TEXT PASSAGE:
>>
Each record in the `annotation` represents a bounding box. We can see from above exploration that one `annotation` list can have multiple records. This correspond to multiple bounding boxes or our goal of detected object, starfish 🐟.

In order to draw bounding box we must transform the `annotations` to list. `annotations` is in a string format. For bounding box the indices must be integers.  

In [None]:
annotation_len['annotations'] = annotation_len['annotations'].apply(ast.literal_eval)

In [None]:
annotation_len.tail(2)

adding number of bounding box from the list of `annotations`.

In [None]:
annotation_len['number_of_bounding_box'] = annotation_len['annotations'].apply(lambda x: len(x))
annotation_len.head(2)

Max number of starfish 🐟 that can be present in the dataframe

In [None]:
annotation_len['number_of_bounding_box'].max()

looks like 18 is the maximum number of startfish 🐟 that can be in an image from analyzing the DF

In [None]:
max_bbox = annotation_len[annotation_len['number_of_bounding_box'] == 18]['annotations']

In [None]:
max_bbox

In [None]:
len(max_bbox)

#### Bounding Box distribution

In [None]:
plt.rcParams['figure.figsize'] = (15, 9)
sns.countplot(annotation_len['number_of_bounding_box'], palette = 'colorblind')
plt.title('Bounding Boxh Distribution', fontsize = 30)
plt.xlabel('Bounding Box', fontsize = 15)
plt.ylabel('Count', fontsize = 15)
plt.show()

In [None]:
rows, cols = 1, 2
fig, axs = plt.subplots(rows, cols, figsize=(24,10))
fig.subplots_adjust(top = 0.99, bottom=0.01, hspace=-0.6, wspace=0.4)
for i,ax in zip(annotation_len, axs.ravel()):
  random_image = random.choice(annotation_len.index)
  img = mpimg.imread(annotation_len['image_path'][random_image])
    
  # creating bounding boc from annotation data
  annotations = annotation_len['annotations'][random_image]
  total = len(annotations)
  for bbox in annotations:
    x, y, w, h = bbox['x'], bbox['y'], bbox['width'], bbox['height']
    rect = matplotlib.patches.Rectangle((x, y), w, h, linewidth=1, edgecolor='darkorange', facecolor='orange', alpha=.5)
    ax.add_patch(rect)
  ax.imshow(img)
  ax.axis('off')
  ax.set_title(f'Image ID: {annotation_len["image_id"][random_image]} with {total} starfish(s)',{'fontsize': 15})

**WOW!! Looks great**
<<
OBJECTIVE 1: Retype the notebook excerpt between "for bbox in" and "edgecolor='darkorange', facecolor='orange', alpha=.5)", inclusive.
OBJECTIVE 2:
Answer these questions about the notebook excerpt:
(a) In what format are the `annotations` before they are transformed to a list?
(b) What is the maximum number of starfish in an image, according to the analysis of the DF?
(c) What edge color is given to the rectangles drawn for the bounding boxes?

LISTING:
>>
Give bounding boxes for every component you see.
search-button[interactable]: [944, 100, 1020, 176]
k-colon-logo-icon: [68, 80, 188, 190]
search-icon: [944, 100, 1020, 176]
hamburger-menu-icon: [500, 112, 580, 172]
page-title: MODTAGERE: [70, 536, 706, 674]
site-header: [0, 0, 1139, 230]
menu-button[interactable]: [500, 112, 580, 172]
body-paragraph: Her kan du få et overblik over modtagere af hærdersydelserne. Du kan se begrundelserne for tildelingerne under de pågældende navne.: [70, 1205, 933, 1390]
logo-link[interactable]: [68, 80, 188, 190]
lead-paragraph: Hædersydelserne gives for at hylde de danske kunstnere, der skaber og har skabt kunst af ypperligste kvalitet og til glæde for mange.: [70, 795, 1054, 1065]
<<
EXPECTED OUTPUT 1:
for bbox in annotations:
    x, y, w, h = bbox['x'], bbox['y'], bbox['width'], bbox['height']
    rect = matplotlib.patches.Rectangle((x, y), w, h, linewidth=1, edgecolor='darkorange', facecolor='orange', alpha=.5)

EXPECTED OUTPUT 2:
(a) A string format.
(b) 18.
(c) Darkorange.